• [Exercise goal] All lines in the data bearing the string "this" should be identified and copied.

• [Recorded data]
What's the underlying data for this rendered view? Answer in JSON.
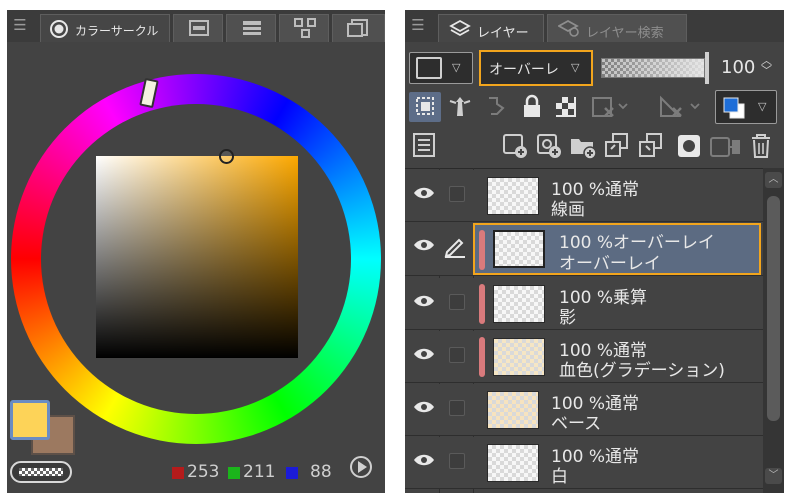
{
  "colorPanel": {
    "tabs": [
      {
        "label": "カラーサークル",
        "icon": "circle-record-icon"
      },
      {
        "icon": "color-slider-icon"
      },
      {
        "icon": "color-set-icon"
      },
      {
        "icon": "intermediate-color-icon"
      },
      {
        "icon": "approximate-color-icon"
      }
    ],
    "rgb": {
      "r": "253",
      "g": "211",
      "b": "88"
    },
    "colors": {
      "main": "#fdd358",
      "sub": "#9c7960",
      "r": "#b51b1b",
      "g": "#1bb51b",
      "b": "#1b1bd8"
    }
  },
  "layerPanel": {
    "tabs": [
      {
        "label": "レイヤー",
        "icon": "layers-icon"
      },
      {
        "label": "レイヤー検索",
        "icon": "layer-search-icon"
      }
    ],
    "blendMode": "オーバーレ",
    "opacity": "100",
    "layers": [
      {
        "opacity": "100 %",
        "blend": "通常",
        "name": "線画",
        "clip": false,
        "selected": false
      },
      {
        "opacity": "100 %",
        "blend": "オーバーレイ",
        "name": "オーバーレイ",
        "clip": true,
        "selected": true
      },
      {
        "opacity": "100 %",
        "blend": "乗算",
        "name": "影",
        "clip": true,
        "selected": false
      },
      {
        "opacity": "100 %",
        "blend": "通常",
        "name": "血色(グラデーション)",
        "clip": true,
        "selected": false
      },
      {
        "opacity": "100 %",
        "blend": "通常",
        "name": "ベース",
        "clip": false,
        "selected": false
      },
      {
        "opacity": "100 %",
        "blend": "通常",
        "name": "白",
        "clip": false,
        "selected": false
      }
    ],
    "accent": "#f2a51d",
    "selectedBg": "#5c6b82"
  }
}
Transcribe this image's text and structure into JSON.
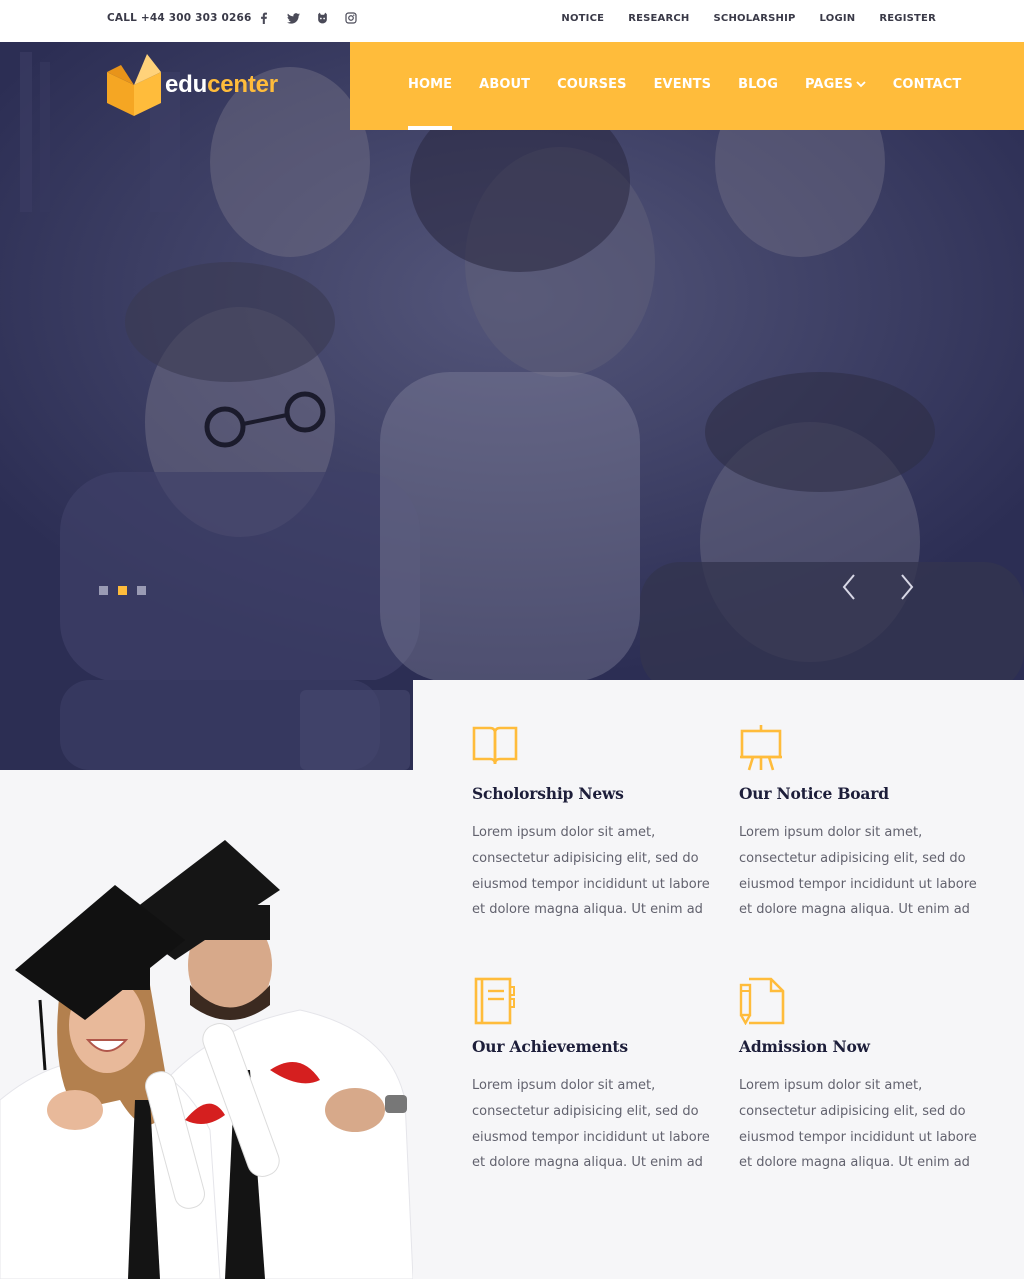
{
  "topbar": {
    "call_text": "CALL +44 300 303 0266",
    "socials": [
      "facebook-icon",
      "twitter-icon",
      "github-icon",
      "instagram-icon"
    ],
    "links": [
      "NOTICE",
      "RESEARCH",
      "SCHOLARSHIP",
      "LOGIN",
      "REGISTER"
    ]
  },
  "brand": {
    "prefix": "edu",
    "suffix": "center",
    "accent_color": "#ffbc3b"
  },
  "nav": {
    "items": [
      "HOME",
      "ABOUT",
      "COURSES",
      "EVENTS",
      "BLOG",
      "PAGES",
      "CONTACT"
    ],
    "active": "HOME",
    "background": "#ffbc3b"
  },
  "hero": {
    "slide_count": 3,
    "active_slide": 2,
    "overlay_color": "#2d2f55"
  },
  "features": [
    {
      "icon": "open-book-icon",
      "title": "Scholorship News",
      "text": "Lorem ipsum dolor sit amet, consectetur adipisicing elit, sed do eiusmod tempor incididunt ut labore et dolore magna aliqua. Ut enim ad"
    },
    {
      "icon": "easel-board-icon",
      "title": "Our Notice Board",
      "text": "Lorem ipsum dolor sit amet, consectetur adipisicing elit, sed do eiusmod tempor incididunt ut labore et dolore magna aliqua. Ut enim ad"
    },
    {
      "icon": "notebook-icon",
      "title": "Our Achievements",
      "text": "Lorem ipsum dolor sit amet, consectetur adipisicing elit, sed do eiusmod tempor incididunt ut labore et dolore magna aliqua. Ut enim ad"
    },
    {
      "icon": "document-pen-icon",
      "title": "Admission Now",
      "text": "Lorem ipsum dolor sit amet, consectetur adipisicing elit, sed do eiusmod tempor incididunt ut labore et dolore magna aliqua. Ut enim ad"
    }
  ]
}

• [The completed task]
What's the underlying data for this rendered view? Answer in JSON.
Transcribe this image's text and structure into JSON.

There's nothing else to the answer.